**Problem**
Pull every line containing the word "count" from the records.

[Dataset entries on figures]
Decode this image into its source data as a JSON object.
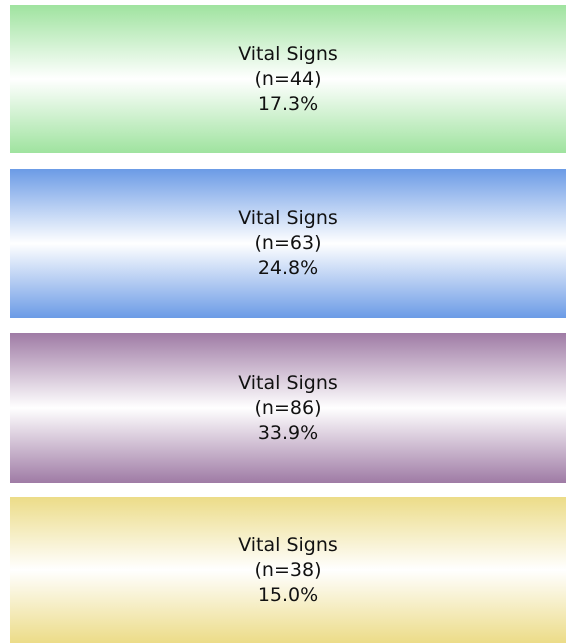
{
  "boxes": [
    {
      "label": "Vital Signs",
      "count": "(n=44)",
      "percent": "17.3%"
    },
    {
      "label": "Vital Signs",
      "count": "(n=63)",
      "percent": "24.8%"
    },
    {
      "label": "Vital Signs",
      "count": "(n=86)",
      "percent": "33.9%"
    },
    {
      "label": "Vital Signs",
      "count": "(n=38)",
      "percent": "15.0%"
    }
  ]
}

**Written reply**
      "count": "(n=44)",
      "count": "(n=63)",
      "count": "(n=86)",
      "count": "(n=38)",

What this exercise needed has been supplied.